INSTRUCTIONS TO FOLLOW ▸
Extract each line where the string "stakeholders" shows up.

DATA TO PROCESS ▸
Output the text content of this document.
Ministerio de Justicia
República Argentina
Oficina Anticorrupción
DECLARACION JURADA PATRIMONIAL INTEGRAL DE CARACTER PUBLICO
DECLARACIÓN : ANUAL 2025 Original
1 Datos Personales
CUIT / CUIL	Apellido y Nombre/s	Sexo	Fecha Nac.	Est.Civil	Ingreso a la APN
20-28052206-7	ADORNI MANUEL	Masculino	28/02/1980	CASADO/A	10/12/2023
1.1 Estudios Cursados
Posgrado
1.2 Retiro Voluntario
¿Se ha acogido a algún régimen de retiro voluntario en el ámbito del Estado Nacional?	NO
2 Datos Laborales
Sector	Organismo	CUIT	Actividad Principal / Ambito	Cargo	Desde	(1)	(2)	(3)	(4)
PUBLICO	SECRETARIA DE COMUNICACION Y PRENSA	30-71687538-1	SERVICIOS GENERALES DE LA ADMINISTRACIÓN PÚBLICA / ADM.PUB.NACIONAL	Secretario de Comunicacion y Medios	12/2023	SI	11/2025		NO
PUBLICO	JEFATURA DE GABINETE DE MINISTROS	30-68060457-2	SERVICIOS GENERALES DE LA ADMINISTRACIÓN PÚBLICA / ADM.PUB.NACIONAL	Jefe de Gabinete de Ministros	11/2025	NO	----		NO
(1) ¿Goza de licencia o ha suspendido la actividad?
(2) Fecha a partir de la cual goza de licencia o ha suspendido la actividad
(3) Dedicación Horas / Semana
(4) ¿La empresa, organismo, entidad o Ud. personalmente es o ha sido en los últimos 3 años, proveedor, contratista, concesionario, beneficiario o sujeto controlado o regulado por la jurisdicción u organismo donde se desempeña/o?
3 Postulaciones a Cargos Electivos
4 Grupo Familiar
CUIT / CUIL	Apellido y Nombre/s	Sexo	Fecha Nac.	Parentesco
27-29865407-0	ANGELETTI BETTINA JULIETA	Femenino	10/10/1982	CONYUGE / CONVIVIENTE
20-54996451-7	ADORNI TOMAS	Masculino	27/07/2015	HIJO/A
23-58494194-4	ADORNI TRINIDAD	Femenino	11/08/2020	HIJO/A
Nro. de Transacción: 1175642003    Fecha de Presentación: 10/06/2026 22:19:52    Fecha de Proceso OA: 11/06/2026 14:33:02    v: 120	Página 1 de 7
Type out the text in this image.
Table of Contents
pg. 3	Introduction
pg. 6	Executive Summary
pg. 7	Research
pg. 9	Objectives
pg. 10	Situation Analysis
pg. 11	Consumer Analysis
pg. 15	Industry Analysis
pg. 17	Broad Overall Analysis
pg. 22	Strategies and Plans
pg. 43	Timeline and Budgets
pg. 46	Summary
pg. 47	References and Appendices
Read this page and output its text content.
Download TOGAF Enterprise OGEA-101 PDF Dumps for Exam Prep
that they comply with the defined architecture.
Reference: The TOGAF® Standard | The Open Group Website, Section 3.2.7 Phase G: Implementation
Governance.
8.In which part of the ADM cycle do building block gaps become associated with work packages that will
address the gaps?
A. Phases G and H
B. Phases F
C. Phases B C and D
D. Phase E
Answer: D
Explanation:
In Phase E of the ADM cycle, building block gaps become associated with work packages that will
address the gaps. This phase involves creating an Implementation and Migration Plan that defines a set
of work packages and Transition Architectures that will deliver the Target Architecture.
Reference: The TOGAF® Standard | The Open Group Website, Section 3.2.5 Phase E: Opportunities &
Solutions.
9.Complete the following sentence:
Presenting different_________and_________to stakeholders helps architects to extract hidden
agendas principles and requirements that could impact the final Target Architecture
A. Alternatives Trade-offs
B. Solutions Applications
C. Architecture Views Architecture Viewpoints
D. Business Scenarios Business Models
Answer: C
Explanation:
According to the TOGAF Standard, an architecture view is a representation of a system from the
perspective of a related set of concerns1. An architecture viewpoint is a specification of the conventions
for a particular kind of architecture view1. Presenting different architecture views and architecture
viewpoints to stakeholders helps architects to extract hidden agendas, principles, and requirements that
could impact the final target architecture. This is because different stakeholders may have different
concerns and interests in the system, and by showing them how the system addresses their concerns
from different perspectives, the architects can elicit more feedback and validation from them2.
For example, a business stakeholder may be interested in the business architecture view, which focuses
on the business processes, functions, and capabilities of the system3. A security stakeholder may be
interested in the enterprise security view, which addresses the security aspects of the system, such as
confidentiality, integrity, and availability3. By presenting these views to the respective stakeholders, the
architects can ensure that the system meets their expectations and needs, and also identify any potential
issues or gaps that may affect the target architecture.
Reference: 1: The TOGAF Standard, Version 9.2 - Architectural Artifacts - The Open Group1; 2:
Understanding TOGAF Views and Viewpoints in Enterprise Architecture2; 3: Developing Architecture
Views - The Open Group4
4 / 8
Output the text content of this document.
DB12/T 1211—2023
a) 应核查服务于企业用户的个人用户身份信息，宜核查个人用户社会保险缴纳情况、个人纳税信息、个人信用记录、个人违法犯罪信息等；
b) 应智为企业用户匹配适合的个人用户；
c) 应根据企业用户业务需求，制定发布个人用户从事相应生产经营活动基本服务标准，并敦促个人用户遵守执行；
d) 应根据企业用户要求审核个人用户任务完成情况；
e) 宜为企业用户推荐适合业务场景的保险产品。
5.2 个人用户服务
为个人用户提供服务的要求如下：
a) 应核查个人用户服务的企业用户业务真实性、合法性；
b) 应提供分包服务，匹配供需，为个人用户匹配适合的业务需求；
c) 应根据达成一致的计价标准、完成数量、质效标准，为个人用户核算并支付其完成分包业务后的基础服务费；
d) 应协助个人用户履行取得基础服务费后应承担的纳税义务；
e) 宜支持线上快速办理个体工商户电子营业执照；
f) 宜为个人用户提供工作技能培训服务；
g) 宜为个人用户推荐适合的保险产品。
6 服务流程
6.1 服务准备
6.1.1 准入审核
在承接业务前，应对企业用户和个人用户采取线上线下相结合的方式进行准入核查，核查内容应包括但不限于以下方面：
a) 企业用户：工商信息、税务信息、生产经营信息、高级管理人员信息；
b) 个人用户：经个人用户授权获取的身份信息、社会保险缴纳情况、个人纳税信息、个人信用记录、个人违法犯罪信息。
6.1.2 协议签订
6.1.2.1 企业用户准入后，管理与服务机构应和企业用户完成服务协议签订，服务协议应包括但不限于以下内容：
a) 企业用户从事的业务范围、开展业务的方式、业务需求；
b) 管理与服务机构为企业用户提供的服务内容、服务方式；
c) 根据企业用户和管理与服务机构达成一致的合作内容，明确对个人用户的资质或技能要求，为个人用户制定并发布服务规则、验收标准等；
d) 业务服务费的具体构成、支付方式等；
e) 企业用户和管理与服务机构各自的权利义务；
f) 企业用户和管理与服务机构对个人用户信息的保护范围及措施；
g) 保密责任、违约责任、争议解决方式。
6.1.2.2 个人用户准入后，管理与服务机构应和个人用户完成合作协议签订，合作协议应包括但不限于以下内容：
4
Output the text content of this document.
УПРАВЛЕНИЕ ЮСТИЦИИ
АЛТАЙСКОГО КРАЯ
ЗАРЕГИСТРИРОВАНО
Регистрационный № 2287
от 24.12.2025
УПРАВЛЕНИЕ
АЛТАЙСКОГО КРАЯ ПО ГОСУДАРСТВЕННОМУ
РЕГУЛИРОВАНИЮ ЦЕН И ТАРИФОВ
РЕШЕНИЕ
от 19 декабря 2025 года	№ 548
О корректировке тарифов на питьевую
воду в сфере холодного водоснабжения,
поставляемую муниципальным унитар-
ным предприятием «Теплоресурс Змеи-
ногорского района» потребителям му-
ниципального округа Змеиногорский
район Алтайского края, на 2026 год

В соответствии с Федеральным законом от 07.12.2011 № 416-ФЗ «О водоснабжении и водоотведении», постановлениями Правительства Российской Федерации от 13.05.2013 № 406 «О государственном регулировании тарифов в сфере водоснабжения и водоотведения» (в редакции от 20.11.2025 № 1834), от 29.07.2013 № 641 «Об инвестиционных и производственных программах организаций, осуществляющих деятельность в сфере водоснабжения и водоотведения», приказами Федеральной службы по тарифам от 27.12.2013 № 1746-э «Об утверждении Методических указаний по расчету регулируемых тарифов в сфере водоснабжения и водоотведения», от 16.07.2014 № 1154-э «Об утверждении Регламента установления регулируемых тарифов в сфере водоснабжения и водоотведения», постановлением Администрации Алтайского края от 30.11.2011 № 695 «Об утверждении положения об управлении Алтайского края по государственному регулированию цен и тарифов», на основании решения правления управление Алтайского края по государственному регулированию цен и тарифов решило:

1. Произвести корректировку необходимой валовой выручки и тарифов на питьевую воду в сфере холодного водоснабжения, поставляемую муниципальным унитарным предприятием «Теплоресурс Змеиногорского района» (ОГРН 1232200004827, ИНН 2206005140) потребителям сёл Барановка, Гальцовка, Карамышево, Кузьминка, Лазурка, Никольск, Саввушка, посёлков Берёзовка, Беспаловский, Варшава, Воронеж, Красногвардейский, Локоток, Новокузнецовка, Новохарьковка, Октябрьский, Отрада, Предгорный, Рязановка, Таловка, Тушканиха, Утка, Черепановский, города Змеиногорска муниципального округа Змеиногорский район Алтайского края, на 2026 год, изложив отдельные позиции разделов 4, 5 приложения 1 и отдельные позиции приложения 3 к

COMPLETE RESPONSE ▸
Presenting different_________and_________to stakeholders helps architects to extract hidden
viewpoints to stakeholders helps architects to extract hidden agendas, principles, and requirements that
could impact the final target architecture. This is because different stakeholders may have different
confidentiality, integrity, and availability3. By presenting these views to the respective stakeholders, the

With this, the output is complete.